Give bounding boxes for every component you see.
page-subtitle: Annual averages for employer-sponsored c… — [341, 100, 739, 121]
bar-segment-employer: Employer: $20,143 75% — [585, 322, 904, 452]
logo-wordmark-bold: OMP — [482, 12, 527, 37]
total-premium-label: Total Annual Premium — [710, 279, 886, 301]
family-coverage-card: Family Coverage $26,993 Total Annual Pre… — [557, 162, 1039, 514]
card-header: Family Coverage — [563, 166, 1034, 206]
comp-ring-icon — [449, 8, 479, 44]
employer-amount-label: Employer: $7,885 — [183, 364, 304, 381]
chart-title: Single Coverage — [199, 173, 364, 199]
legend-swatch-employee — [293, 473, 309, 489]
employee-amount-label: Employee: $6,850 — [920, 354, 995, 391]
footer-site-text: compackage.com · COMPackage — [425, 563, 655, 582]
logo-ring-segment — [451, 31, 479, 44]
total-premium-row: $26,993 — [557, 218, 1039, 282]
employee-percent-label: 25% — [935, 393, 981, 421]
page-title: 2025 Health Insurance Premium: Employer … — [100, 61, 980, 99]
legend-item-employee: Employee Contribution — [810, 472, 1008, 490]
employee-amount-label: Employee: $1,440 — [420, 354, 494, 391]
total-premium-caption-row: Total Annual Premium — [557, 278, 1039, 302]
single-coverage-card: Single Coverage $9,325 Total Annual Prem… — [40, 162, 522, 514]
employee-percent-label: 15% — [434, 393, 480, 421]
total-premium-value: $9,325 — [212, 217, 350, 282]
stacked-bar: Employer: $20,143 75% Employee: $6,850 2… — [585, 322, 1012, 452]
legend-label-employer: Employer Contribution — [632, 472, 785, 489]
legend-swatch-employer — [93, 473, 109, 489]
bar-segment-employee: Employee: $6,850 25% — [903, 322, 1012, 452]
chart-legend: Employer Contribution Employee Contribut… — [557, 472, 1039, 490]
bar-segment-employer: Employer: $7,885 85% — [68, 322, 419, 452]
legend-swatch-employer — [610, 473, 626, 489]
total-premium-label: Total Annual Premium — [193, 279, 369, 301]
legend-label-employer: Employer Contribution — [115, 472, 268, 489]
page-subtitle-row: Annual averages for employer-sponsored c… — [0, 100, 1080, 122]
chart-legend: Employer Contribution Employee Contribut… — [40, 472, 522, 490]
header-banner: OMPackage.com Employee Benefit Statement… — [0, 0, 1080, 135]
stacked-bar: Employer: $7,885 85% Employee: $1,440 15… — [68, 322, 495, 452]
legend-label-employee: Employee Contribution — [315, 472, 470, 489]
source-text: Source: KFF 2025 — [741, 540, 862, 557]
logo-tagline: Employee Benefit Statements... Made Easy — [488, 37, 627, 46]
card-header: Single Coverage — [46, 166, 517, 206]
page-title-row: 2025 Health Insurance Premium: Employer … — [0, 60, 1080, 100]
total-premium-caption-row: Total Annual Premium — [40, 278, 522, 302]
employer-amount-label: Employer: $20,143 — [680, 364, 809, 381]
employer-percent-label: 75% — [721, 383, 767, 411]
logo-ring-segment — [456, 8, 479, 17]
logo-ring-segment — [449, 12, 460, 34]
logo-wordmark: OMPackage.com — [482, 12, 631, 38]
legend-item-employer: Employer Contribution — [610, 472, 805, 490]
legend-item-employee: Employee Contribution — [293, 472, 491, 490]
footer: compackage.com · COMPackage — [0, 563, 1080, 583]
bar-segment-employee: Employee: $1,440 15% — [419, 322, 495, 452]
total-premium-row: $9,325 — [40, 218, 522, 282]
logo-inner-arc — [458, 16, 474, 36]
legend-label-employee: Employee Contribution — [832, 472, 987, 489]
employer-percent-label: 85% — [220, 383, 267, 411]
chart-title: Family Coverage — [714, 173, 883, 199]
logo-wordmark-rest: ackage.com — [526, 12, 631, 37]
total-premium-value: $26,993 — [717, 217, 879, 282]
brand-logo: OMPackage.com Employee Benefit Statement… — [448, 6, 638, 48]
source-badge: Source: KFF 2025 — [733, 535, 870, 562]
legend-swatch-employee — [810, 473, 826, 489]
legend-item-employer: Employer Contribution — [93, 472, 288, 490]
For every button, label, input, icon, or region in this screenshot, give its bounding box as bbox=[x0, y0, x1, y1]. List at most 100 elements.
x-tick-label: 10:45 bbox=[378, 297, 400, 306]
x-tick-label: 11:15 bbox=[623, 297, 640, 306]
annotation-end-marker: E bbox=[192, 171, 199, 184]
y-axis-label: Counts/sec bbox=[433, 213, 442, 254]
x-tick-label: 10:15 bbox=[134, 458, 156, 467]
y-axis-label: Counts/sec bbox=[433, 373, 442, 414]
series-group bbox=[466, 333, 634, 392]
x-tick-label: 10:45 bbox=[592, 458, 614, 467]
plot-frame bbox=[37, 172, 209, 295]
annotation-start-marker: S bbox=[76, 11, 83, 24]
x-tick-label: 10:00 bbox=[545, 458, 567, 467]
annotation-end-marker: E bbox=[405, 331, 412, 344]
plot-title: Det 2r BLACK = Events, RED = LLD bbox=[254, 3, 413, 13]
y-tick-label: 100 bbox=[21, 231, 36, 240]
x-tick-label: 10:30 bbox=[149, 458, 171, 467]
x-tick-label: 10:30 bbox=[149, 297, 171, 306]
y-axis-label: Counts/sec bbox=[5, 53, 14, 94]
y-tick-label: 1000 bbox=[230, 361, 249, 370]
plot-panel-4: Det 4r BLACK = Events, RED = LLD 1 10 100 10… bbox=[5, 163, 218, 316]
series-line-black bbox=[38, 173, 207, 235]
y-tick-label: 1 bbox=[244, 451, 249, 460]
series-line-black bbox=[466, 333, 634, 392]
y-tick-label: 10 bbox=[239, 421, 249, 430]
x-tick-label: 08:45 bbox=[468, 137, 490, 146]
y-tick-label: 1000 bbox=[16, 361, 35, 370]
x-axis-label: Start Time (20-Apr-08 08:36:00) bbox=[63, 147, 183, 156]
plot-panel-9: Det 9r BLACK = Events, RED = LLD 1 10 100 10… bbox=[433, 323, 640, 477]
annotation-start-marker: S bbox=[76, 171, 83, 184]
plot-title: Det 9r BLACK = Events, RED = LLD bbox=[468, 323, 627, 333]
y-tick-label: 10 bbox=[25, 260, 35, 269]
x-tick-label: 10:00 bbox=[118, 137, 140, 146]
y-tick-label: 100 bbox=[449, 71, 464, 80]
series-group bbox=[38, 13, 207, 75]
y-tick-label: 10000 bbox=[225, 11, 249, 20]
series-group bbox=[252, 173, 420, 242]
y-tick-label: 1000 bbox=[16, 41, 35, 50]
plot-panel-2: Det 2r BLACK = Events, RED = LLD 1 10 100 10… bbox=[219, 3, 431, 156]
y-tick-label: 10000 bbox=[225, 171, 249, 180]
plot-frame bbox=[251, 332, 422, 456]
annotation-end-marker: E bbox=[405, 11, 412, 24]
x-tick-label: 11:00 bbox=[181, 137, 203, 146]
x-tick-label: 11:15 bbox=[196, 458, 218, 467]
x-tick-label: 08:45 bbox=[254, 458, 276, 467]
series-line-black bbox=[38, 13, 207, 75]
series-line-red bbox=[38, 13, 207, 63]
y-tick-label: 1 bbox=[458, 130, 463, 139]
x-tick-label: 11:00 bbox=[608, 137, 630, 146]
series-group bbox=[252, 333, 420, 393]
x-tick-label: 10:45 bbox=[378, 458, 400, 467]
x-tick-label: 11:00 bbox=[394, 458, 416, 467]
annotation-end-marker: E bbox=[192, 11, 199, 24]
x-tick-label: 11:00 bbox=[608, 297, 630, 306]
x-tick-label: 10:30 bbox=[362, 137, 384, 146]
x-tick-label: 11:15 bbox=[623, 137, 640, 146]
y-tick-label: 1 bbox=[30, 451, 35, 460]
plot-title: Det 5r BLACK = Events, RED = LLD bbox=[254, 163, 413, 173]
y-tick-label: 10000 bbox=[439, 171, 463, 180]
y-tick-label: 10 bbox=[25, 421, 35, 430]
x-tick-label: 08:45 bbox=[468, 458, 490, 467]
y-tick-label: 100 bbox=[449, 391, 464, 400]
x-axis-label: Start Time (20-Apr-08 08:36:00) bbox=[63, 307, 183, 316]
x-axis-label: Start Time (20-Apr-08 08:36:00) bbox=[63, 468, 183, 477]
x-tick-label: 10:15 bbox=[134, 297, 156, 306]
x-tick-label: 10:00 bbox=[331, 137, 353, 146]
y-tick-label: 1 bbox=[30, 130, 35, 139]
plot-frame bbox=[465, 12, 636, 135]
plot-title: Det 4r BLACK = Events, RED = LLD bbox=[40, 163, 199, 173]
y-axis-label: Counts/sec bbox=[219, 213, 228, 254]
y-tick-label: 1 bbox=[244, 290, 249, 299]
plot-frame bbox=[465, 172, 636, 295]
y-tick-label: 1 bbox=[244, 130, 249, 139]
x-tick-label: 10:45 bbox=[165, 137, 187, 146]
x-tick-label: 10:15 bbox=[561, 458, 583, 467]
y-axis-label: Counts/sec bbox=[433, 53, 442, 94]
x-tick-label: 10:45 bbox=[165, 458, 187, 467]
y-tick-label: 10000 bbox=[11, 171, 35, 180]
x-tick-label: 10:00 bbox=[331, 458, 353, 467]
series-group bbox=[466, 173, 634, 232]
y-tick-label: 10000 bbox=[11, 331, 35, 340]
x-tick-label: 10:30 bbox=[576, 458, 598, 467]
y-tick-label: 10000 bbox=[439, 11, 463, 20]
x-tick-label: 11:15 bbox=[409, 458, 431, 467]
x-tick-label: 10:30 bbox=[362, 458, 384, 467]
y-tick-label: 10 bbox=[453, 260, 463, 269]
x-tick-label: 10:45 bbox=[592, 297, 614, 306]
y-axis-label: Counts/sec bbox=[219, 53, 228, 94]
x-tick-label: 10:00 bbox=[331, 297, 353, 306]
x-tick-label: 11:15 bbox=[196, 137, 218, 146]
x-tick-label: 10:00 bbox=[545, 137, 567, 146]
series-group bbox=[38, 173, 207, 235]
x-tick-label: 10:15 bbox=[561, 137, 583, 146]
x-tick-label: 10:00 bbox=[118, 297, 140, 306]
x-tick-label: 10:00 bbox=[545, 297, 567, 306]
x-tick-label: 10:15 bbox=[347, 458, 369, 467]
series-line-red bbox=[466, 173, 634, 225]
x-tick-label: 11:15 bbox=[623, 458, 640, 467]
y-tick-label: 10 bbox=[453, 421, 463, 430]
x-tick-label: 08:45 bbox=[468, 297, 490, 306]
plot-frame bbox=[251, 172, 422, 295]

——

Convert the rows, starting at the first line and ending at the line containing "472, 1008, 490]", into a Markdown table with the columns Index and Text. Put each line's sequence number under Index and the line under Text, and omit blank lines.

| Index | Text |
|---|---|
| 1 | Give bounding boxes for every component you see. |
| 2 | page-subtitle: Annual averages for employer-sponsored c… — [341, 100, 739, 121] |
| 3 | bar-segment-employer: Employer: $20,143 75% — [585, 322, 904, 452] |
| 4 | logo-wordmark-bold: OMP — [482, 12, 527, 37] |
| 5 | total-premium-label: Total Annual Premium — [710, 279, 886, 301] |
| 6 | family-coverage-card: Family Coverage $26,993 Total Annual Pre… — [557, 162, 1039, 514] |
| 7 | card-header: Family Coverage — [563, 166, 1034, 206] |
| 8 | comp-ring-icon — [449, 8, 479, 44] |
| 9 | employer-amount-label: Employer: $7,885 — [183, 364, 304, 381] |
| 10 | chart-title: Single Coverage — [199, 173, 364, 199] |
| 11 | legend-swatch-employee — [293, 473, 309, 489] |
| 12 | employee-amount-label: Employee: $6,850 — [920, 354, 995, 391] |
| 13 | footer-site-text: compackage.com · COMPackage — [425, 563, 655, 582] |
| 14 | logo-ring-segment — [451, 31, 479, 44] |
| 15 | total-premium-row: $26,993 — [557, 218, 1039, 282] |
| 16 | employee-percent-label: 25% — [935, 393, 981, 421] |
| 17 | page-title: 2025 Health Insurance Premium: Employer … — [100, 61, 980, 99] |
| 18 | legend-item-employee: Employee Contribution — [810, 472, 1008, 490] |